EXERCISE AIM: Copy the Nokia investor network passage from "We identify temporal" up to and including "tendency around bubbles.", swapping "households" for "retail investors".

GIVEN PASSAGE:
We identify temporal investor networks for Nokia stock by constructing networks from correlations between investor-specific net-volumes and analyze changes in the networks around dot-com bubble. The analysis is conducted separately for households, financial, and nonfinancial institutions. Our results indicate that spanning tree measures for households reflected the boom and crisis: the maximum spanning tree measures had a clear upward tendency in the bull markets when the bubble was building up, and, even more importantly, the minimum spanning tree measures pre-reacted the burst of the bubble. At the same time, we find less clear reactions in the minimal and maximal spanning trees of non-financial and financial institutions around the bubble, which suggests that household investors can have a greater herding tendency around bubbles.

Figures

  • Fig 1. The number of investors in Nokia stocks during the period 1998–2002 and the change in the number of investors across the sixmonth time windows. (a) The number of investors N>(T) who traded the Nokia stock at least on T different days during the whole time period 1998–2002 (i.e., a non-normalized complementary cumulative distribution). (b) The evolution of the number of investors trading Nokia in the six-month time windows for households, non-financial institutions, and financial institutions. The numbers of investors in each category |nt| vary widely across categories, and they are normalized by the average numbers of investors in the full time period h|nt|i. (c) The change in the number of investors is measured using the Jaccard coefficient for different investor categories. The value of J(t) is higher (lower) the more (less) similar the consecutive networks are in terms of nodes in them (see Eq 1). Results for each time window in panels (b) and (c) are plotted at the end of the window. That is, each point is estimated with data over the previous 126 trading days (6 months). The estimation windows are rolling by one month, and the resulting points are joined by solid lines. In panels (b) and (c), the green dotted vertical line in the figures represents the highest stock price of Nokia in the sample period, and the blue curves (with axis on the right) represent the Nokia stock price. In all panels, the lime-green curve corresponds to financial institutions, the cyan curve to households, and the orange curve to non-financial institutions.
  • Fig 2. The change in investor correlations of Nokia stock trading across the six-month time windows during 1998–2002. (a) The average change in correlations between two consecutive time windows Jedges(t) (see Eq 2 in the Methods section). (b) The average edge weight, or correlation, in each time window. The green dotted vertical line represents the highest stock price of Nokia in the sample period, and the blue curves (with axis on the right) represent the Nokia stock price. The lime-green curves correspond to financial institutions, the cyan curves to households, and the orange curves to non-financial institutions.

SUPPLIED DATA:
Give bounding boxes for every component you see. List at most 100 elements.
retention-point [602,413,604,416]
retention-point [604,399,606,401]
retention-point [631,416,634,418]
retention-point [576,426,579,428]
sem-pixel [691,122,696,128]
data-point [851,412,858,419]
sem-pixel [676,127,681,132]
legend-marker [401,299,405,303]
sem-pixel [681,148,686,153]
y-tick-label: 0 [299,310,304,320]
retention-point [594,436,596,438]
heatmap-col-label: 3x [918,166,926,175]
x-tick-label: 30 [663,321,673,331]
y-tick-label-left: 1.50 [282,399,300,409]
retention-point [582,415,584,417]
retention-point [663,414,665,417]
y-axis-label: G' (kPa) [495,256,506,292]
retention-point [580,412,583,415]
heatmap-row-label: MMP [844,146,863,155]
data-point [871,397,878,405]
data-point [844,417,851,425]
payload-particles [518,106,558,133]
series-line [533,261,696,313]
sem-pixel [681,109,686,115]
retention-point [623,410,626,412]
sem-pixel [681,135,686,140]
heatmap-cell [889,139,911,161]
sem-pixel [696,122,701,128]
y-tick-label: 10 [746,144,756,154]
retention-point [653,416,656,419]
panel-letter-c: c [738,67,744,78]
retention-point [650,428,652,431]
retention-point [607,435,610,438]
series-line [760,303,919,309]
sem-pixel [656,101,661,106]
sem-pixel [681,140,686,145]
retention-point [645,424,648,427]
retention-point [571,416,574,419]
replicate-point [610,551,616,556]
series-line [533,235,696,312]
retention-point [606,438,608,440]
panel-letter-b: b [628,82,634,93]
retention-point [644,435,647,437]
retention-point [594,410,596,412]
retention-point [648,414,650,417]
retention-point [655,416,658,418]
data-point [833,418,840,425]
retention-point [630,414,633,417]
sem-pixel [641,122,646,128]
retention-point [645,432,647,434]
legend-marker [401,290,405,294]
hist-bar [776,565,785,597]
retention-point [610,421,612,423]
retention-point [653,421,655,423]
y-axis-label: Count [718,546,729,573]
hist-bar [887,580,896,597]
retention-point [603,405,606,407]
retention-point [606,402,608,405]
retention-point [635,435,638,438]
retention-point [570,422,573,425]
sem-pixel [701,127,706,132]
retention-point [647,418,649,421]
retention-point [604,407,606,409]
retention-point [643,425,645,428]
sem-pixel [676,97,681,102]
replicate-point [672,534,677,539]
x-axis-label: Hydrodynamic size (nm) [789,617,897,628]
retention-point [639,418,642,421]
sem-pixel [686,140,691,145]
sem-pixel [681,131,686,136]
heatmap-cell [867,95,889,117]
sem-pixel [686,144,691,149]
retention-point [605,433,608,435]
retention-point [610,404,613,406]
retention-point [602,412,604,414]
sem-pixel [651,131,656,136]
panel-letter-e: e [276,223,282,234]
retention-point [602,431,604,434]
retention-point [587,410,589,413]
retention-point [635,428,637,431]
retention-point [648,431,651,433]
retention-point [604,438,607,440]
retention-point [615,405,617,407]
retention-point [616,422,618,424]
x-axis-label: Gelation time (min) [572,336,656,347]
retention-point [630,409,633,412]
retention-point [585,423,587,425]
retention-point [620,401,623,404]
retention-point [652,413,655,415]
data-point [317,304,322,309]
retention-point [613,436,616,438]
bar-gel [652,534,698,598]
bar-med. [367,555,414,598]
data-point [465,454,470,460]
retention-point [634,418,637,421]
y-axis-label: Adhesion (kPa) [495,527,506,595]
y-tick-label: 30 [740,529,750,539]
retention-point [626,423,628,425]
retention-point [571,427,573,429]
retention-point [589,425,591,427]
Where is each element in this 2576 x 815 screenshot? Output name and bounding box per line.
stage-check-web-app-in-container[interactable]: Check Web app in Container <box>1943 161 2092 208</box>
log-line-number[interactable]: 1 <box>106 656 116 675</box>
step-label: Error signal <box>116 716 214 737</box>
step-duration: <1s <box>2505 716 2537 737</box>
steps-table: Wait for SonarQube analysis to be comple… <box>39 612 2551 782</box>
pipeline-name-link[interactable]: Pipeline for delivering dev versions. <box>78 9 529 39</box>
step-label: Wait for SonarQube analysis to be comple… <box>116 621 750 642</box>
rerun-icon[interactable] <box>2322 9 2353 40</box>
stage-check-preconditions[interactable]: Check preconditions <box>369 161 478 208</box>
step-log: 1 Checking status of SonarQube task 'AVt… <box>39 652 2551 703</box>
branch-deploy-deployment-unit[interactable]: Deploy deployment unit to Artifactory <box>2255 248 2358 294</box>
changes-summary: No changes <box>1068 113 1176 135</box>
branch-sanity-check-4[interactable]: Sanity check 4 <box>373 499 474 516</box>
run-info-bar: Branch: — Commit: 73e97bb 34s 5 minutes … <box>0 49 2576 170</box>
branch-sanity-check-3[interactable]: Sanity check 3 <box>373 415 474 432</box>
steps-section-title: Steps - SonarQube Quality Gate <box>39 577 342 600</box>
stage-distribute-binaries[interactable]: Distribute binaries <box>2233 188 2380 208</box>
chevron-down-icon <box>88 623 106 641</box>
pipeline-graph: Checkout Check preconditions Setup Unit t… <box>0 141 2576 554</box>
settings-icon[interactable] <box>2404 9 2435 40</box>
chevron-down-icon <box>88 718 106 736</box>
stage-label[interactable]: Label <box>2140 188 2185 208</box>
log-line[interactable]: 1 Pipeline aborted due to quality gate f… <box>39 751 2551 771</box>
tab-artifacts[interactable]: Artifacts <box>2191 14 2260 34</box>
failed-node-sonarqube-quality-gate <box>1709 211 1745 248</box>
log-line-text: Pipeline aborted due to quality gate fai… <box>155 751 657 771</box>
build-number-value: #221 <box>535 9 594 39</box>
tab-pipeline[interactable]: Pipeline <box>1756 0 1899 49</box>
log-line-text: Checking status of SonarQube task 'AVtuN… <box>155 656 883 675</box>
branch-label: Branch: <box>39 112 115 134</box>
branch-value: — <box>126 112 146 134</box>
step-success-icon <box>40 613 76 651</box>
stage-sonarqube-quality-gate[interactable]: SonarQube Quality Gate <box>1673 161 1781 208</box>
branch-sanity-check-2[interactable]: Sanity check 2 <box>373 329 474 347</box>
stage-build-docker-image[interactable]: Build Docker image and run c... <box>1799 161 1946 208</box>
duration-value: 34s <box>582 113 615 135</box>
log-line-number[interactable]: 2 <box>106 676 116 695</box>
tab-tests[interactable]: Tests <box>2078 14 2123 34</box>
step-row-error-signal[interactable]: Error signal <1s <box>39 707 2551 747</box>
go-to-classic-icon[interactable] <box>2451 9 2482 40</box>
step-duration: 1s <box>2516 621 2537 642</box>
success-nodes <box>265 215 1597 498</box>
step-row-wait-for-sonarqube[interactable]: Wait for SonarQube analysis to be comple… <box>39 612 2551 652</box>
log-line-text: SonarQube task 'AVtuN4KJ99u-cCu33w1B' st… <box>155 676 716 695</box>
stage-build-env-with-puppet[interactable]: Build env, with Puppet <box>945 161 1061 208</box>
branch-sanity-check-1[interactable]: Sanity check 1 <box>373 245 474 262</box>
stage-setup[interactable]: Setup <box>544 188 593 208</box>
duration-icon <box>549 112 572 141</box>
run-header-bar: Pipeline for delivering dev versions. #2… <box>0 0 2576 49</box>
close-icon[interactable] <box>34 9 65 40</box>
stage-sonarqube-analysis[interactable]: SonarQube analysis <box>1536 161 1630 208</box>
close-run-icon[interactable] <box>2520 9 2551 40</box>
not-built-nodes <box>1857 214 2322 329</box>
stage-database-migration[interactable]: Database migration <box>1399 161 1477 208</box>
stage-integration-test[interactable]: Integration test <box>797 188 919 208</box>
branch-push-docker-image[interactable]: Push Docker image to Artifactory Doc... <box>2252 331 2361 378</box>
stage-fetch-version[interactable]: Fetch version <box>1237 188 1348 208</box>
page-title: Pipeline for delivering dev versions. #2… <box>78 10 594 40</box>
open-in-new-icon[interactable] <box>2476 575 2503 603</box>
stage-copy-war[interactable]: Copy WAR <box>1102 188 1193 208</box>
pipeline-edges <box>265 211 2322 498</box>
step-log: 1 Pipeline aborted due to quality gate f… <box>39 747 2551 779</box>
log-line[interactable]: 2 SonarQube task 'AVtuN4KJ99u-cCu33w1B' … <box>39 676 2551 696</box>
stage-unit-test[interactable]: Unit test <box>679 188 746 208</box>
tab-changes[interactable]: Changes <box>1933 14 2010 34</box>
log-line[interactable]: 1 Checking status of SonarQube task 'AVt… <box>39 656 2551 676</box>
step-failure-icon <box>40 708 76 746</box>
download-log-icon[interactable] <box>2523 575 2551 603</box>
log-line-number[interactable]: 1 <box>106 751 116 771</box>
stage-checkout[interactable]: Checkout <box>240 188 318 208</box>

COMPLETE OUTPUT:
We identify temporal investor networks for Nokia stock by constructing networks from correlations between investor-specific net-volumes and analyze changes in the networks around dot-com bubble. The analysis is conducted separately for retail investors, financial, and nonfinancial institutions. Our results indicate that spanning tree measures for retail investors reflected the boom and crisis: the maximum spanning tree measures had a clear upward tendency in the bull markets when the bubble was building up, and, even more importantly, the minimum spanning tree measures pre-reacted the burst of the bubble. At the same time, we find less clear reactions in the minimal and maximal spanning trees of non-financial and financial institutions around the bubble, which suggests that household investors can have a greater herding tendency around bubbles.